- EXERCISE DETAILS
Copy out every line that contains "размером".

[Saved data entries]

· · · · ·

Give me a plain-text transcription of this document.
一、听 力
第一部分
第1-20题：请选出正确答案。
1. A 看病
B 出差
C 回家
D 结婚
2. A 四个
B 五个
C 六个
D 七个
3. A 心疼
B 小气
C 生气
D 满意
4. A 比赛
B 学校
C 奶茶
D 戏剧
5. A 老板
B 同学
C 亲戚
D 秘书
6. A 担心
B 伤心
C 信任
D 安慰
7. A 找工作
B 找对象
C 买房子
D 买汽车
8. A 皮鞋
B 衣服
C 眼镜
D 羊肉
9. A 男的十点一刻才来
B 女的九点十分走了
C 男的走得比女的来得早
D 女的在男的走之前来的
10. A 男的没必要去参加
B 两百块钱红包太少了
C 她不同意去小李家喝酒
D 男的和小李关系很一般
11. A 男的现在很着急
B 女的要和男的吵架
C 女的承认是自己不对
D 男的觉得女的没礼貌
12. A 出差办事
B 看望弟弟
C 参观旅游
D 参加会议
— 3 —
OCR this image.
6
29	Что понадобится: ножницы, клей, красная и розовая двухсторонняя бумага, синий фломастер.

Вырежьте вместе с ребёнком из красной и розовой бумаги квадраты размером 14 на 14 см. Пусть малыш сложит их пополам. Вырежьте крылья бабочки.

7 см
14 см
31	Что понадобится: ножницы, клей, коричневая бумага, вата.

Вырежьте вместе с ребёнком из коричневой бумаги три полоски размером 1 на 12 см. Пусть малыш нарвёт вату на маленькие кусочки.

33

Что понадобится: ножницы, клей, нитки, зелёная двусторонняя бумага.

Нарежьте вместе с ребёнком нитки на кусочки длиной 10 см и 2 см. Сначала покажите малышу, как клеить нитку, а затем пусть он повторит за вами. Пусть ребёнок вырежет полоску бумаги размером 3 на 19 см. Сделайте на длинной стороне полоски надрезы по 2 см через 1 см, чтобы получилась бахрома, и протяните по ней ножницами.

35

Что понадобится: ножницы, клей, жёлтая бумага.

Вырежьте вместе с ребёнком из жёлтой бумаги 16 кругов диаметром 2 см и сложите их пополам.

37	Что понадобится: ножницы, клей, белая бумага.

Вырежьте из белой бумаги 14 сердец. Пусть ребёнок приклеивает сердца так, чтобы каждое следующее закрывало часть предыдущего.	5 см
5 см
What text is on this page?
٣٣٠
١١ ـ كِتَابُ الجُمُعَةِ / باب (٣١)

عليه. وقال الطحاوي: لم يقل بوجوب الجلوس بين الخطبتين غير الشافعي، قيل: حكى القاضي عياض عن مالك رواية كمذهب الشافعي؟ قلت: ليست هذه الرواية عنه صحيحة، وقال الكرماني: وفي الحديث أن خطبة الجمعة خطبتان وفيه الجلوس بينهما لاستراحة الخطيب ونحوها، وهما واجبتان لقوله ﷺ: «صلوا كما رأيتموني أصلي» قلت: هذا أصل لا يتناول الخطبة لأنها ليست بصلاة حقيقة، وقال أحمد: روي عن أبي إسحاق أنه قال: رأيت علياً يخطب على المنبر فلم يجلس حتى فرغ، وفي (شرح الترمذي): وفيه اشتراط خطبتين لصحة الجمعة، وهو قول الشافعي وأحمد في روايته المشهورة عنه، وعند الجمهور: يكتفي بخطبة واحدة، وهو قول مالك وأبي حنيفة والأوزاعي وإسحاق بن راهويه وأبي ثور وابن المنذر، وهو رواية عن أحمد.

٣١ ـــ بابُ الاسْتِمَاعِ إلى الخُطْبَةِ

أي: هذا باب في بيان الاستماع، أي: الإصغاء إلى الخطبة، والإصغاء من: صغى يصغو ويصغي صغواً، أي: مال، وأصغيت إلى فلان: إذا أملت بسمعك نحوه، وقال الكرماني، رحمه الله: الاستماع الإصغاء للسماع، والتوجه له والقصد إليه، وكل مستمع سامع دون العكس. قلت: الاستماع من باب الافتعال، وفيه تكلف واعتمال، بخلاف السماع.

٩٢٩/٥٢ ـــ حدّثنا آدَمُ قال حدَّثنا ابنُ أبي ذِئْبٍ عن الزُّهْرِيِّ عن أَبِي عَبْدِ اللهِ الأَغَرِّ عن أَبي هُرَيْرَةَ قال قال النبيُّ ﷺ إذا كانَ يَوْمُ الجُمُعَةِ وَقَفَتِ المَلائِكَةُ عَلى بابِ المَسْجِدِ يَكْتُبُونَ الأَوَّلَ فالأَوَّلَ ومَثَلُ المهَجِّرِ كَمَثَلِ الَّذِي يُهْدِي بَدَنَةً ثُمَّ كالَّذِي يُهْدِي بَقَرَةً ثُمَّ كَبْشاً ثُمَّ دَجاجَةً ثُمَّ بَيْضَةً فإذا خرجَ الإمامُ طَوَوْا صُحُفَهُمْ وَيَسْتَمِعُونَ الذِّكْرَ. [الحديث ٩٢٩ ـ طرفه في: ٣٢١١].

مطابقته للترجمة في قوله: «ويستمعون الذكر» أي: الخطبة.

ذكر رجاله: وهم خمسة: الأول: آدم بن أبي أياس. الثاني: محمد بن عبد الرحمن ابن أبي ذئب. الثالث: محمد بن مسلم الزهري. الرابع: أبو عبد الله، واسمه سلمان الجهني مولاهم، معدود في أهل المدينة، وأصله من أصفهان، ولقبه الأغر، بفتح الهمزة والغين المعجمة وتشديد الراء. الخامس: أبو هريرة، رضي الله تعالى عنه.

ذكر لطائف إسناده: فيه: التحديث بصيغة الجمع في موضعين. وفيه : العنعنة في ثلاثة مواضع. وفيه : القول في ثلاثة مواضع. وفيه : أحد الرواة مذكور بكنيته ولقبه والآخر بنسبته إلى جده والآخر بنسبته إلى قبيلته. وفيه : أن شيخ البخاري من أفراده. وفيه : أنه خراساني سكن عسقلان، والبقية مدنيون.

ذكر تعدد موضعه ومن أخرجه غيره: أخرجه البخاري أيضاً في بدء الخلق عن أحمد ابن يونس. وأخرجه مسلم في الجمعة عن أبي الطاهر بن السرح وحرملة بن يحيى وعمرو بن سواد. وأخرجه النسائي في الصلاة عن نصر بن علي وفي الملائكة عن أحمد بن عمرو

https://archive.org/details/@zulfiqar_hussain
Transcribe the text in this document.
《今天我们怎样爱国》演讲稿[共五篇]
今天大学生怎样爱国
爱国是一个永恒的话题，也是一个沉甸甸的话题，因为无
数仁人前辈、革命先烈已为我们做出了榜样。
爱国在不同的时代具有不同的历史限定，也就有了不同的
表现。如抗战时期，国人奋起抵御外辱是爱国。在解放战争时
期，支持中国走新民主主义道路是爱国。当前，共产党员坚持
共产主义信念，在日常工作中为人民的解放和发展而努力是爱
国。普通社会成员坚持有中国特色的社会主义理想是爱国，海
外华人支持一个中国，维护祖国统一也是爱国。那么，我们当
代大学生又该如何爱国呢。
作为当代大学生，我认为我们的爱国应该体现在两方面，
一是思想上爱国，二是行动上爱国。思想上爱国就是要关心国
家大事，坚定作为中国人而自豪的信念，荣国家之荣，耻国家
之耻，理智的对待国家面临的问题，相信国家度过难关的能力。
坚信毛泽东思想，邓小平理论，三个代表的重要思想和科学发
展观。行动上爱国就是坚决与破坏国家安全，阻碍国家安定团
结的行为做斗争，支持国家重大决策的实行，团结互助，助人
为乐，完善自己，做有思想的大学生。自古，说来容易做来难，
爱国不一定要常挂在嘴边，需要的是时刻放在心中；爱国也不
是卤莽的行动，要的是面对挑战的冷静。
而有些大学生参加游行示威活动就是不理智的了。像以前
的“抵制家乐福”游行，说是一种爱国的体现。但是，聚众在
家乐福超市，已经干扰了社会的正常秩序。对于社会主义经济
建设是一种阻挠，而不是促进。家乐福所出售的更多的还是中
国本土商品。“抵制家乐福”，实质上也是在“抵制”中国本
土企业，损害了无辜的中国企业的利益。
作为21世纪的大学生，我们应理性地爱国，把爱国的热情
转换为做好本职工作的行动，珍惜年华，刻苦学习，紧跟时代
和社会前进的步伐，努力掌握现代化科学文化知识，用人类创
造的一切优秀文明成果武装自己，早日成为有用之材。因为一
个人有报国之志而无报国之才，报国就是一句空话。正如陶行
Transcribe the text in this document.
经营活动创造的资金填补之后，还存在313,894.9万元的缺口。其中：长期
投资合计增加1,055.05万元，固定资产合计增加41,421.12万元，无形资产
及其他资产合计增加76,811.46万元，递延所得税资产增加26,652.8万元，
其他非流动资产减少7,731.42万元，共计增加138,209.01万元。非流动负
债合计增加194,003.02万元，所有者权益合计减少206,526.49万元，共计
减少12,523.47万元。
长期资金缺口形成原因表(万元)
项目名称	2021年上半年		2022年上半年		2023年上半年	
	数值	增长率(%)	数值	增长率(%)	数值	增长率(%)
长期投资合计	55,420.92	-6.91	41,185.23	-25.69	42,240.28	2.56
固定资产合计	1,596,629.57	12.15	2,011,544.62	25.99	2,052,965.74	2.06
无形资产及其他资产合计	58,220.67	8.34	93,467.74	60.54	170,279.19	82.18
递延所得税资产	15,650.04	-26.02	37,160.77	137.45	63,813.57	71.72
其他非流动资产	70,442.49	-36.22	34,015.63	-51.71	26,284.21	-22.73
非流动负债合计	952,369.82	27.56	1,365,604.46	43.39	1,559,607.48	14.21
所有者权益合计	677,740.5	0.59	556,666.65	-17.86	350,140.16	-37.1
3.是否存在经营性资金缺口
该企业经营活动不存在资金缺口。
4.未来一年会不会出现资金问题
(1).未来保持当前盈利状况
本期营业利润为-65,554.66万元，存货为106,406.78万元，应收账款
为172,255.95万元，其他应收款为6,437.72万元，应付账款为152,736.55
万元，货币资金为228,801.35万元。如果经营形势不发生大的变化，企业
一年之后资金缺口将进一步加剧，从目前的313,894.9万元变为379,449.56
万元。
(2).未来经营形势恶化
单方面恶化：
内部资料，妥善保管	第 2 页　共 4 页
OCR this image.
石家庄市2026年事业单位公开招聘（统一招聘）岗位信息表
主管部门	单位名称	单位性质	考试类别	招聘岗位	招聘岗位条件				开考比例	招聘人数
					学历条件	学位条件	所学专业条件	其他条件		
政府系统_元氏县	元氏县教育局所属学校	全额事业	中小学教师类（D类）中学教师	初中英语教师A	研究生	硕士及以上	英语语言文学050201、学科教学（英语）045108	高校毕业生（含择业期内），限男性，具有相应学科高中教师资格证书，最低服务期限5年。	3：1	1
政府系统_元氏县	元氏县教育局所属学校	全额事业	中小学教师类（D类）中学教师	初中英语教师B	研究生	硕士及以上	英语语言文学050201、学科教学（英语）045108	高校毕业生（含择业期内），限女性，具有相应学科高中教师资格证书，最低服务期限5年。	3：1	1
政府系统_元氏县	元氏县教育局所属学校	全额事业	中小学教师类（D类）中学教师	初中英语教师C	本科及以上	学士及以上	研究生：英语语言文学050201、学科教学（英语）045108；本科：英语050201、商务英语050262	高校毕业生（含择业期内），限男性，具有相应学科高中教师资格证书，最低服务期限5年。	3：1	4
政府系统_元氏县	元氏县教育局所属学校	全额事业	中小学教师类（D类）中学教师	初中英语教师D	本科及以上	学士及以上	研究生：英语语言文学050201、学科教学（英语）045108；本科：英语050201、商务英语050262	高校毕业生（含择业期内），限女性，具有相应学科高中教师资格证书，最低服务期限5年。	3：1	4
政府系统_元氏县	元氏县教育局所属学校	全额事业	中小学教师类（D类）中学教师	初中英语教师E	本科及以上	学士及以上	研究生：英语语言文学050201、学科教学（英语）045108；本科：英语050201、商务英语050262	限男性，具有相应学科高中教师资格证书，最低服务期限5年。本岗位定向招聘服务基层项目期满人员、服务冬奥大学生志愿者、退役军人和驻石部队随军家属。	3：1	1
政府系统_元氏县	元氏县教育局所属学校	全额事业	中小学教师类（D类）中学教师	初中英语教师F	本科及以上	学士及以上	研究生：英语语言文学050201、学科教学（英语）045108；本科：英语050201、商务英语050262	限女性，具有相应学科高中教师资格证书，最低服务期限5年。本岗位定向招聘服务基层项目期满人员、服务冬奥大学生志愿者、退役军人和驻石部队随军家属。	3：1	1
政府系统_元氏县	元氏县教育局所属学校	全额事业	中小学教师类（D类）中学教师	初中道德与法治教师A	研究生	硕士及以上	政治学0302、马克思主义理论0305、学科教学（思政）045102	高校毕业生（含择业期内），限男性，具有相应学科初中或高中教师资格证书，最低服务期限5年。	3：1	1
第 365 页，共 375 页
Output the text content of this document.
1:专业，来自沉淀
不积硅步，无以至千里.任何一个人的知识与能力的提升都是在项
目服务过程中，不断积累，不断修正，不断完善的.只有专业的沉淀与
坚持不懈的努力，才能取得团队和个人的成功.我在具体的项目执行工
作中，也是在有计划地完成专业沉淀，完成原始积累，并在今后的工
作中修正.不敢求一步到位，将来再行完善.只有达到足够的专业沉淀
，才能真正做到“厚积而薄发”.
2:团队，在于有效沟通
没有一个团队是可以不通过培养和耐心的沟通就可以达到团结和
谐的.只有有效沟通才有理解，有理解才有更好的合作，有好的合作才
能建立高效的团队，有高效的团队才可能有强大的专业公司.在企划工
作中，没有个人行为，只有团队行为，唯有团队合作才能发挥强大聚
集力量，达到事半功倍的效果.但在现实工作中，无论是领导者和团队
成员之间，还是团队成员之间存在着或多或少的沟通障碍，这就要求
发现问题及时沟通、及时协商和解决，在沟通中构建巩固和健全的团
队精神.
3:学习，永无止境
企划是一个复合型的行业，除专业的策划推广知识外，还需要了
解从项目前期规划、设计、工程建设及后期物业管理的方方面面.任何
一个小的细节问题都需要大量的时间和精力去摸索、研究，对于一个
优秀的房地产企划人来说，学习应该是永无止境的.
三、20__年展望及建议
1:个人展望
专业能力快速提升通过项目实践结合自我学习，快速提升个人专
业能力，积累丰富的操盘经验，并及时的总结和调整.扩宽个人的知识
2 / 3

· · · · ·

- SOLUTION
Вырежьте вместе с ребёнком из красной и розовой бумаги квадраты размером 14 на 14 см. Пусть малыш сложит их пополам. Вырежьте крылья бабочки.
Вырежьте вместе с ребёнком из коричневой бумаги три полоски размером 1 на 12 см. Пусть малыш нарвёт вату на маленькие кусочки.
Нарежьте вместе с ребёнком нитки на кусочки длиной 10 см и 2 см. Сначала покажите малышу, как клеить нитку, а затем пусть он повторит за вами. Пусть ребёнок вырежет полоску бумаги размером 3 на 19 см. Сделайте на длинной стороне полоски надрезы по 2 см через 1 см, чтобы получилась бахрома, и протяните по ней ножницами.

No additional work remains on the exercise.